Instructions for the task -> Write out the full set of records below exactly.

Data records

_ _ _

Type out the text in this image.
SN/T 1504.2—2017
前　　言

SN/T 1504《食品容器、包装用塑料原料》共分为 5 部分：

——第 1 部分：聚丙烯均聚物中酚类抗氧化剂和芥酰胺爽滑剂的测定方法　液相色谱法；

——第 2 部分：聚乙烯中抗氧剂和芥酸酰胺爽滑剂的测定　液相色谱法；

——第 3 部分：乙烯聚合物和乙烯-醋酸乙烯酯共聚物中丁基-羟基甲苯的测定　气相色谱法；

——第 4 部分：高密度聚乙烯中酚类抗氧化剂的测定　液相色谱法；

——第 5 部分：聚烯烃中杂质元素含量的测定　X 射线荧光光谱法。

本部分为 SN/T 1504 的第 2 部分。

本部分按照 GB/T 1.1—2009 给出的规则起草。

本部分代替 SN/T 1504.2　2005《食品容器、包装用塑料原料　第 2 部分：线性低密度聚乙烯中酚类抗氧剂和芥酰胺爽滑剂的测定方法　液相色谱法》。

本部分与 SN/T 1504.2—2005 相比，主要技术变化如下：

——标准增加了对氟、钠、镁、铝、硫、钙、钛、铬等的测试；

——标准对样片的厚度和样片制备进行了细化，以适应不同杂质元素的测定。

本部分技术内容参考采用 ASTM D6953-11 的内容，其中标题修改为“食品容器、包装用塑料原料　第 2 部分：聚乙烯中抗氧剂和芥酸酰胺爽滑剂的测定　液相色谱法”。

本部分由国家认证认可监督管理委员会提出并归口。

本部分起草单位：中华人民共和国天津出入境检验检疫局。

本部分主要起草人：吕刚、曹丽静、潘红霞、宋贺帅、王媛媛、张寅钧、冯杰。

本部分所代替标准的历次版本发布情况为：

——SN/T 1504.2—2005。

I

_ _ _

Response below ->
Type out the text in this image.
SN/T 1504.2—2017
前　　言

SN/T 1504《食品容器、包装用塑料原料》共分为 5 部分：

——第 1 部分：聚丙烯均聚物中酚类抗氧化剂和芥酰胺爽滑剂的测定方法　液相色谱法；

——第 2 部分：聚乙烯中抗氧剂和芥酸酰胺爽滑剂的测定　液相色谱法；

——第 3 部分：乙烯聚合物和乙烯-醋酸乙烯酯共聚物中丁基-羟基甲苯的测定　气相色谱法；

——第 4 部分：高密度聚乙烯中酚类抗氧化剂的测定　液相色谱法；

——第 5 部分：聚烯烃中杂质元素含量的测定　X 射线荧光光谱法。

本部分为 SN/T 1504 的第 2 部分。

本部分按照 GB/T 1.1—2009 给出的规则起草。

本部分代替 SN/T 1504.2　2005《食品容器、包装用塑料原料　第 2 部分：线性低密度聚乙烯中酚类抗氧剂和芥酰胺爽滑剂的测定方法　液相色谱法》。

本部分与 SN/T 1504.2—2005 相比，主要技术变化如下：

——标准增加了对氟、钠、镁、铝、硫、钙、钛、铬等的测试；

——标准对样片的厚度和样片制备进行了细化，以适应不同杂质元素的测定。

本部分技术内容参考采用 ASTM D6953-11 的内容，其中标题修改为“食品容器、包装用塑料原料　第 2 部分：聚乙烯中抗氧剂和芥酸酰胺爽滑剂的测定　液相色谱法”。

本部分由国家认证认可监督管理委员会提出并归口。

本部分起草单位：中华人民共和国天津出入境检验检疫局。

本部分主要起草人：吕刚、曹丽静、潘红霞、宋贺帅、王媛媛、张寅钧、冯杰。

本部分所代替标准的历次版本发布情况为：

——SN/T 1504.2—2005。

I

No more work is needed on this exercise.